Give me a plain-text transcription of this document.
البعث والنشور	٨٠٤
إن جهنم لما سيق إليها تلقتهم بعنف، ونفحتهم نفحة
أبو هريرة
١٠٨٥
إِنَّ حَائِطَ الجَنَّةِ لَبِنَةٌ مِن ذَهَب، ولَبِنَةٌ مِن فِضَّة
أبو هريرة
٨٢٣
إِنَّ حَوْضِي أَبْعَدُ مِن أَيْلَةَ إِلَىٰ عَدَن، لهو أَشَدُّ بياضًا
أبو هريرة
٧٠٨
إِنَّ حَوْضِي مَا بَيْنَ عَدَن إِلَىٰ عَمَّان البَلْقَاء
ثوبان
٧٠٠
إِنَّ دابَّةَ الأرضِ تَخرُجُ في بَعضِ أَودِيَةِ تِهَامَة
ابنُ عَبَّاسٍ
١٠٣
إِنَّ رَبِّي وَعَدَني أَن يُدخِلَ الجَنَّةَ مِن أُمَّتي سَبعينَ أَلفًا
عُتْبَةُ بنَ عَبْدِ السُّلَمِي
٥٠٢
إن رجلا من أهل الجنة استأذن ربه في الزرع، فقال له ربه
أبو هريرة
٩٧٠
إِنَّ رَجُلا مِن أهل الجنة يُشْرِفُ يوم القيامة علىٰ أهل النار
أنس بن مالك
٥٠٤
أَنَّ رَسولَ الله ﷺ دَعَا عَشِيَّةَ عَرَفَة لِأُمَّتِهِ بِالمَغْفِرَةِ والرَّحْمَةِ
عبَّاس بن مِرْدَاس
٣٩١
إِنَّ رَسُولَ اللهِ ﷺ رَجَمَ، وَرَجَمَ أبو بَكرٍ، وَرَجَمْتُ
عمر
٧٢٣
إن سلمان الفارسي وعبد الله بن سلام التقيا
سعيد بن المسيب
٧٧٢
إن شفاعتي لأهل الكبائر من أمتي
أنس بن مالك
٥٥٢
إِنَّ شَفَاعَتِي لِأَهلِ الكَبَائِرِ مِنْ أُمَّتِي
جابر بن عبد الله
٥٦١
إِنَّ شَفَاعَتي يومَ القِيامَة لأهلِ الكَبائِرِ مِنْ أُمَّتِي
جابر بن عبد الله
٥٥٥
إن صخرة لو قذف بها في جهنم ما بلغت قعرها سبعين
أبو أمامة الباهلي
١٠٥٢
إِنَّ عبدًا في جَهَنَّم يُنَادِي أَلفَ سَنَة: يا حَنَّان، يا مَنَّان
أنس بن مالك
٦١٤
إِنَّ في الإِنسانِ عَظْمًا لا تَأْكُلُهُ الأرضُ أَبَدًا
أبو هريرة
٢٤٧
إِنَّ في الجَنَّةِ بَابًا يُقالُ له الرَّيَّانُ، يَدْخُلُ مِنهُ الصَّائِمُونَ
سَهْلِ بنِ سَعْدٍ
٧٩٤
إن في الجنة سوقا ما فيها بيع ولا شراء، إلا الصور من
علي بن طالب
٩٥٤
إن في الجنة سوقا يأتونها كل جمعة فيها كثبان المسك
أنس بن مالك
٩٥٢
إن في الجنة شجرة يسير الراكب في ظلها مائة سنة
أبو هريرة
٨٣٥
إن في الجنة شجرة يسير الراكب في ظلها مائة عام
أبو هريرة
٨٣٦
+ + + + + + +
> [Job]:
Return all lines containing "مائة".

> [Response to this exercise]:
إن في الجنة شجرة يسير الراكب في ظلها مائة سنة
إن في الجنة شجرة يسير الراكب في ظلها مائة عام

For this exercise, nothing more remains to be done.